_GIVEN PROBLEM_:
Omit the pictures and return every entry exactly as written.

(Dataset entries)
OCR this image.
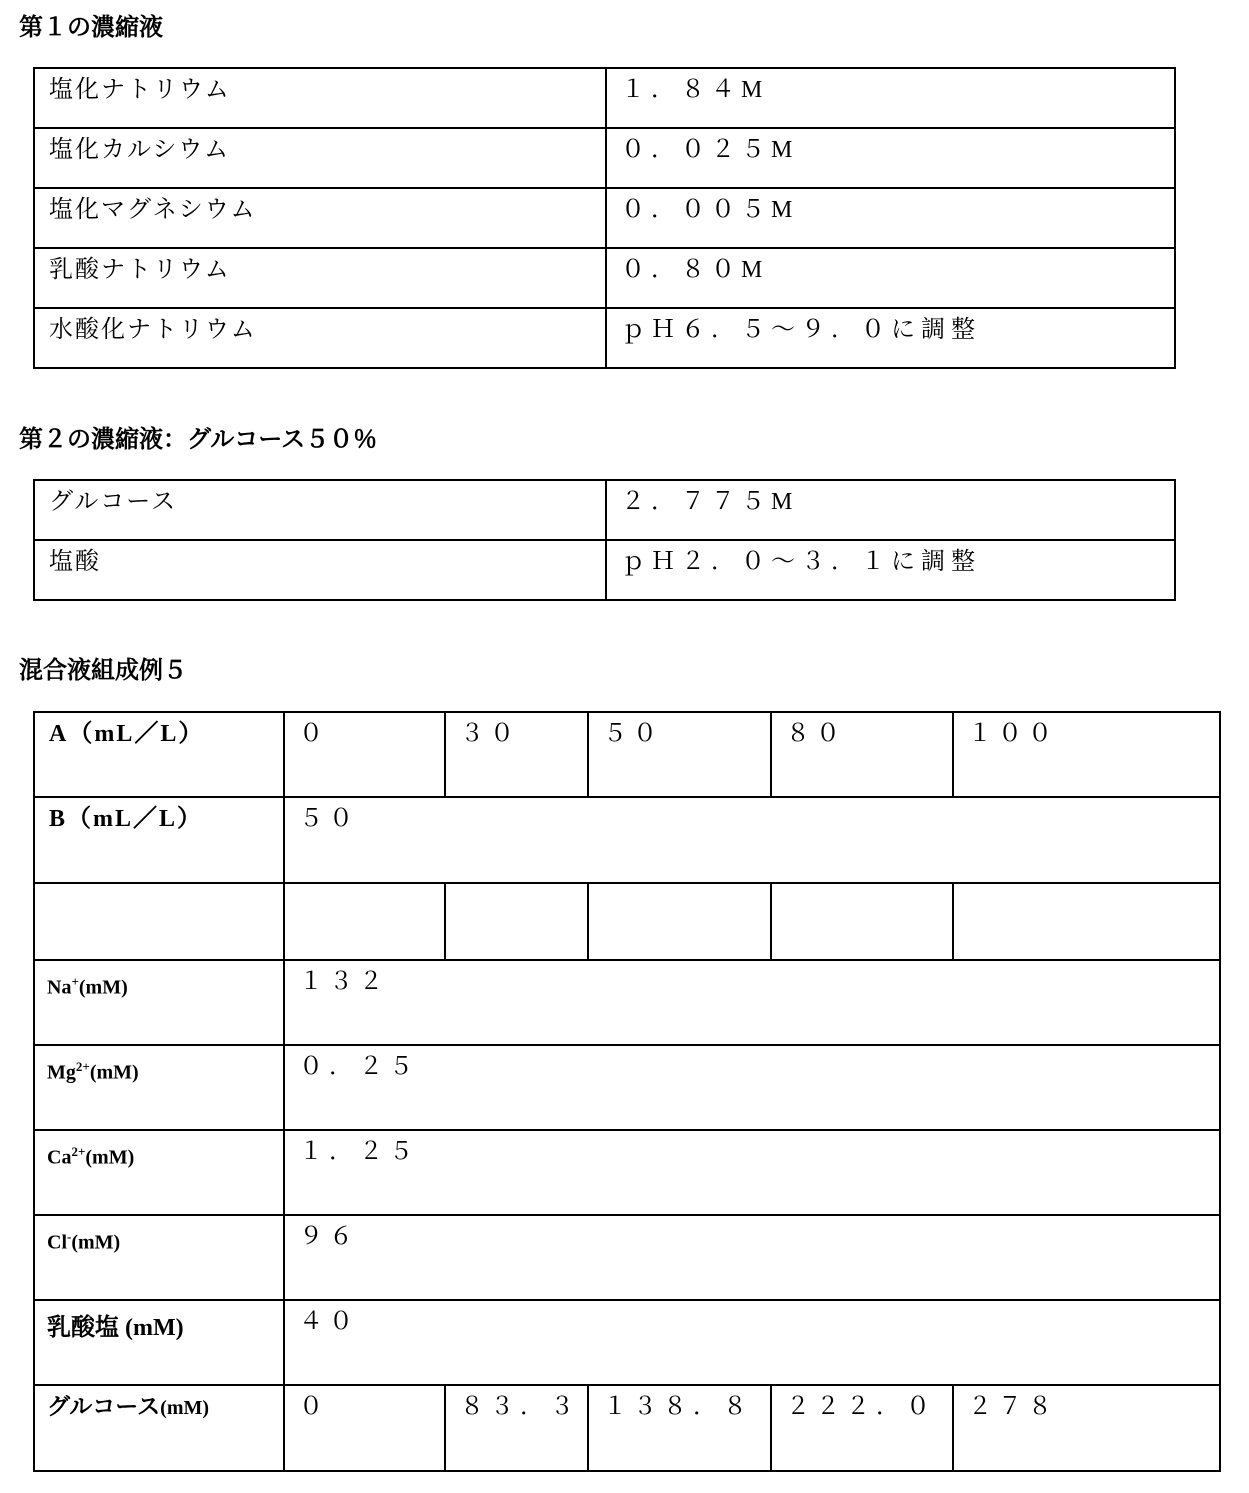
第１の濃縮液
塩化ナトリウム	１．８４M
塩化カルシウム	０．０２５M
塩化マグネシウム	０．００５M
乳酸ナトリウム	０．８０M
水酸化ナトリウム	ｐＨ６．５～９．０に調整
第２の濃縮液：グルコース５０％
グルコース	２．７７５M
塩酸	ｐＨ２．０～３．１に調整
混合液組成例５
A（mL／L）	０	３０	５０	８０	１００
B（mL／L）	５０

Na+(mM)	１３２
Mg2+(mM)	０．２５
Ca2+(mM)	１．２５
Cl-(mM)	９６
乳酸塩 (mM)	４０
グルコース(mM)	０	８３．３	１３８．８	２２２．０	２７８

_COMPLETED EXERCISE_:
OCR this image.
第１の濃縮液
塩化ナトリウム	１．８４M
塩化カルシウム	０．０２５M
塩化マグネシウム	０．００５M
乳酸ナトリウム	０．８０M
水酸化ナトリウム	ｐＨ６．５～９．０に調整
第２の濃縮液：グルコース５０％
グルコース	２．７７５M
塩酸	ｐＨ２．０～３．１に調整
混合液組成例５
A（mL／L）	０	３０	５０	８０	１００
B（mL／L）	５０

Na+(mM)	１３２
Mg2+(mM)	０．２５
Ca2+(mM)	１．２５
Cl-(mM)	９６
乳酸塩 (mM)	４０
グルコース(mM)	０	８３．３	１３８．８	２２２．０	２７８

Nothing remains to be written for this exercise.